▸ Exercise objective
Make an exact transcription of the material, leaving out all images.

▸ The input
┄┄┄┄┄┄

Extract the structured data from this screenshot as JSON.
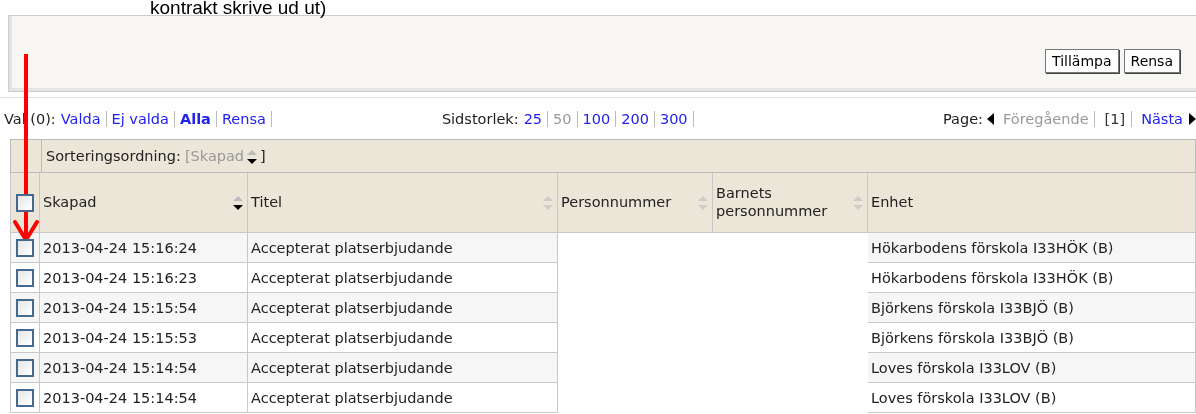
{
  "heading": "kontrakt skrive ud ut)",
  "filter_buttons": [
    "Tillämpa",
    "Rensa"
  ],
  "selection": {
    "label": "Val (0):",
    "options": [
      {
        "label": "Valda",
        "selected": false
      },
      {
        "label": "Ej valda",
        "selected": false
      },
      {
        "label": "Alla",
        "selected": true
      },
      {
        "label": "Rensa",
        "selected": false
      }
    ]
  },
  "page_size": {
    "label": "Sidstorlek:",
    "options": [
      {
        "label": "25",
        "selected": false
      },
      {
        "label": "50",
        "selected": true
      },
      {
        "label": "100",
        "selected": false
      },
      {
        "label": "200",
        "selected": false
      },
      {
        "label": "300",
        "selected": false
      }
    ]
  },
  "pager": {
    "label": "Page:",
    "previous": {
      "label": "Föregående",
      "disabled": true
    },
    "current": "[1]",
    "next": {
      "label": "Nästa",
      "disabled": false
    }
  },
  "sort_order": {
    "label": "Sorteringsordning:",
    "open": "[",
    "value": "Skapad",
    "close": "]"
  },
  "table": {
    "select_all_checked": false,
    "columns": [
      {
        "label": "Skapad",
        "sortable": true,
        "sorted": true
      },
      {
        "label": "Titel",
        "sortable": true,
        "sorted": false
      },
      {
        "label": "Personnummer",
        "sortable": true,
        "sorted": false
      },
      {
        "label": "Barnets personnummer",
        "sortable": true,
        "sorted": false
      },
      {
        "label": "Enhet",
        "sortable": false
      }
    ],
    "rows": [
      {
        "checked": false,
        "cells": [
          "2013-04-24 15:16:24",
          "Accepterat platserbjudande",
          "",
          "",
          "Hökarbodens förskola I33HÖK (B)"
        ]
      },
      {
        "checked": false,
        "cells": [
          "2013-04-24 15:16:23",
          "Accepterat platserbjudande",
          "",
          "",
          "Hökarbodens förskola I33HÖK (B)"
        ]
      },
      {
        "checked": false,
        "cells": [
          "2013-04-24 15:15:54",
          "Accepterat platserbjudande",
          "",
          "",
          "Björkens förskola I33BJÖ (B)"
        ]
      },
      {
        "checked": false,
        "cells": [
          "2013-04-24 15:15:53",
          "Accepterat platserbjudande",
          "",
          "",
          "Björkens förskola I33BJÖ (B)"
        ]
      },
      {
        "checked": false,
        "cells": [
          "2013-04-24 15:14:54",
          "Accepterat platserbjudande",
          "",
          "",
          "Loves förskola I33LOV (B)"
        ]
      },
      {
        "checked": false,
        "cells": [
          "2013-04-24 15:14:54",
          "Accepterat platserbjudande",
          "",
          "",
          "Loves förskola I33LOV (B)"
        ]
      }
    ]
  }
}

┄┄┄┄┄┄

▸ Exercise solution
Extract the structured data from this screenshot as JSON.
{
  "heading": "kontrakt skrive ud ut)",
  "filter_buttons": [
    "Tillämpa",
    "Rensa"
  ],
  "selection": {
    "label": "Val (0):",
    "options": [
      {
        "label": "Valda",
        "selected": false
      },
      {
        "label": "Ej valda",
        "selected": false
      },
      {
        "label": "Alla",
        "selected": true
      },
      {
        "label": "Rensa",
        "selected": false
      }
    ]
  },
  "page_size": {
    "label": "Sidstorlek:",
    "options": [
      {
        "label": "25",
        "selected": false
      },
      {
        "label": "50",
        "selected": true
      },
      {
        "label": "100",
        "selected": false
      },
      {
        "label": "200",
        "selected": false
      },
      {
        "label": "300",
        "selected": false
      }
    ]
  },
  "pager": {
    "label": "Page:",
    "previous": {
      "label": "Föregående",
      "disabled": true
    },
    "current": "[1]",
    "next": {
      "label": "Nästa",
      "disabled": false
    }
  },
  "sort_order": {
    "label": "Sorteringsordning:",
    "open": "[",
    "value": "Skapad",
    "close": "]"
  },
  "table": {
    "select_all_checked": false,
    "columns": [
      {
        "label": "Skapad",
        "sortable": true,
        "sorted": true
      },
      {
        "label": "Titel",
        "sortable": true,
        "sorted": false
      },
      {
        "label": "Personnummer",
        "sortable": true,
        "sorted": false
      },
      {
        "label": "Barnets personnummer",
        "sortable": true,
        "sorted": false
      },
      {
        "label": "Enhet",
        "sortable": false
      }
    ],
    "rows": [
      {
        "checked": false,
        "cells": [
          "2013-04-24 15:16:24",
          "Accepterat platserbjudande",
          "",
          "",
          "Hökarbodens förskola I33HÖK (B)"
        ]
      },
      {
        "checked": false,
        "cells": [
          "2013-04-24 15:16:23",
          "Accepterat platserbjudande",
          "",
          "",
          "Hökarbodens förskola I33HÖK (B)"
        ]
      },
      {
        "checked": false,
        "cells": [
          "2013-04-24 15:15:54",
          "Accepterat platserbjudande",
          "",
          "",
          "Björkens förskola I33BJÖ (B)"
        ]
      },
      {
        "checked": false,
        "cells": [
          "2013-04-24 15:15:53",
          "Accepterat platserbjudande",
          "",
          "",
          "Björkens förskola I33BJÖ (B)"
        ]
      },
      {
        "checked": false,
        "cells": [
          "2013-04-24 15:14:54",
          "Accepterat platserbjudande",
          "",
          "",
          "Loves förskola I33LOV (B)"
        ]
      },
      {
        "checked": false,
        "cells": [
          "2013-04-24 15:14:54",
          "Accepterat platserbjudande",
          "",
          "",
          "Loves förskola I33LOV (B)"
        ]
      }
    ]
  }
}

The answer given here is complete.